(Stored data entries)
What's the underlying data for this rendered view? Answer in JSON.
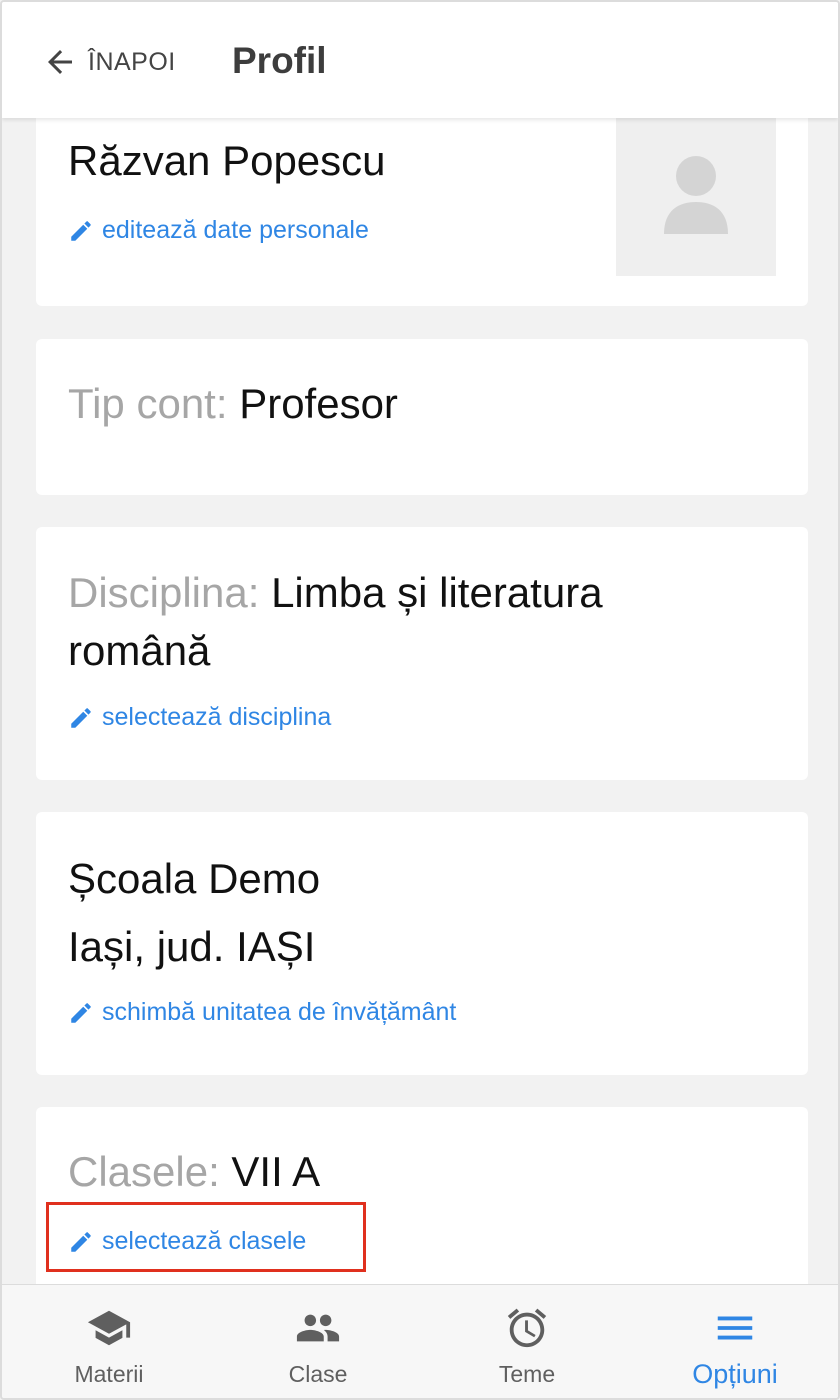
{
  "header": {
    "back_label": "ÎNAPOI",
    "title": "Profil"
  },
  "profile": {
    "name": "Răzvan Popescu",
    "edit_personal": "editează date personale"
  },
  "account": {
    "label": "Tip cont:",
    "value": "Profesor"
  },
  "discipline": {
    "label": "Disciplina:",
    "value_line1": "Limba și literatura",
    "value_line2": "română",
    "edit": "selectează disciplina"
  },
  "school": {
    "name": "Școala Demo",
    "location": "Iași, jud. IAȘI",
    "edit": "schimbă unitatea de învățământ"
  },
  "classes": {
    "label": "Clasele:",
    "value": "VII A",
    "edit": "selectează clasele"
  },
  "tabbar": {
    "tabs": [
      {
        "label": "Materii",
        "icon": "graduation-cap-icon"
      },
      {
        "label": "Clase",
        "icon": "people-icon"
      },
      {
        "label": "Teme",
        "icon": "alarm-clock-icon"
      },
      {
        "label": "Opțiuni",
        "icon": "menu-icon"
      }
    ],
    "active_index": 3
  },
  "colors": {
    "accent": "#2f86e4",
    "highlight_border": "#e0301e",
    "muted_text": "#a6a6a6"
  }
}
---
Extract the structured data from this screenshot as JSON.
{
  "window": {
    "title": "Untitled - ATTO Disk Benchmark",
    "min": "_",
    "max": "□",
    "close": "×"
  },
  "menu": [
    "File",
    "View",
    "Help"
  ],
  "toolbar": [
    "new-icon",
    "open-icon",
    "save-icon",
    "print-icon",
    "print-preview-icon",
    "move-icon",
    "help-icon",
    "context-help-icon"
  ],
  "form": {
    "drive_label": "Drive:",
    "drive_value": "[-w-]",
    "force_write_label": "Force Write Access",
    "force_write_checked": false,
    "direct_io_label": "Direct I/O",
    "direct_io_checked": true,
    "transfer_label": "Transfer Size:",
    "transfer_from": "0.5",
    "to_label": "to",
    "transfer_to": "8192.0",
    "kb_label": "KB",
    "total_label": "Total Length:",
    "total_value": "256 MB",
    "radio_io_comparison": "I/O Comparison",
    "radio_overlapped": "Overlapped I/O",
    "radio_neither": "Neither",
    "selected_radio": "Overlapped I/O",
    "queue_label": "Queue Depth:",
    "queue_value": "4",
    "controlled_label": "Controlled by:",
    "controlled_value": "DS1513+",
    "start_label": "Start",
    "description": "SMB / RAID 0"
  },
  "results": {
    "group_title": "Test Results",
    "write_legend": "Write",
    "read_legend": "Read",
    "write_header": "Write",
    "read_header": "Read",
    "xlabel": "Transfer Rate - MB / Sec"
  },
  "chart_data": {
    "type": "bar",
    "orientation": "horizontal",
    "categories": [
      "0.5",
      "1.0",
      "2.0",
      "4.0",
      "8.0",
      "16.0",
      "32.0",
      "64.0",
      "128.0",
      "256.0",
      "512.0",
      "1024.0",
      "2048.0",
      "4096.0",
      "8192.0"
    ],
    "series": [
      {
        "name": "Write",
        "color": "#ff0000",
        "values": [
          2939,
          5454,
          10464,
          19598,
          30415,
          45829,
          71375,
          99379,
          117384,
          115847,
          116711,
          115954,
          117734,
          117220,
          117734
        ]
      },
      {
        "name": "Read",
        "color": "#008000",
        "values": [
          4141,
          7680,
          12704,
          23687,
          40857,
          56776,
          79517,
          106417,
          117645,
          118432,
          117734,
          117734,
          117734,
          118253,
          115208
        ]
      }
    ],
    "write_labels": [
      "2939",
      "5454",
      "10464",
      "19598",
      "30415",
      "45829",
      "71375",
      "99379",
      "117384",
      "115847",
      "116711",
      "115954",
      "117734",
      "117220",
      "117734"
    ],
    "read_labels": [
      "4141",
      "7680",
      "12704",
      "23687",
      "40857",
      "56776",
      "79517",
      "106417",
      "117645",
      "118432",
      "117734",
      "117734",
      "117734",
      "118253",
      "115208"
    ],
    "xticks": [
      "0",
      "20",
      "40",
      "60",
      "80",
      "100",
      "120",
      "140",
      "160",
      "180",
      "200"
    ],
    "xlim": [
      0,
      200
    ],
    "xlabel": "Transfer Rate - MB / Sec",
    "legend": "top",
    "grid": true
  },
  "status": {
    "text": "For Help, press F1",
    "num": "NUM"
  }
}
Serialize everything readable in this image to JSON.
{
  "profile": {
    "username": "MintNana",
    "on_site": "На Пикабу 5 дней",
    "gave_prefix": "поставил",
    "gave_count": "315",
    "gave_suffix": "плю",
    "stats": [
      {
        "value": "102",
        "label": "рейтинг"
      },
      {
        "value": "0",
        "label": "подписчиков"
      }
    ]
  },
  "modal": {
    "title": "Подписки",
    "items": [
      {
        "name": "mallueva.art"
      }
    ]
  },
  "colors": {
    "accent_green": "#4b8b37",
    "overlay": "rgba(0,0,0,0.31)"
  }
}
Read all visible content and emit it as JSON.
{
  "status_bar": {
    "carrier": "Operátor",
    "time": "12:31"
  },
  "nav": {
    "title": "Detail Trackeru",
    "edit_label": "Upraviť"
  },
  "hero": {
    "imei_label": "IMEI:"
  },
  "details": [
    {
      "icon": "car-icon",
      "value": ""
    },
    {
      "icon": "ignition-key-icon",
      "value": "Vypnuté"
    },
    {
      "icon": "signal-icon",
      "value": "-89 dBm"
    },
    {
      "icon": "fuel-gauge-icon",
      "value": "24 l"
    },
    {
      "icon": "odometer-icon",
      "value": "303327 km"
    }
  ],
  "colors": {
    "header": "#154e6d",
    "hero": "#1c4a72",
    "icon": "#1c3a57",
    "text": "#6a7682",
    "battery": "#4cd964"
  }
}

> **STATED EXERCISE**
Out of the material above, gather each line where "selectează" appears.

> **FINISHED ANSWER**
    "edit": "selectează disciplina"
    "edit": "selectează clasele"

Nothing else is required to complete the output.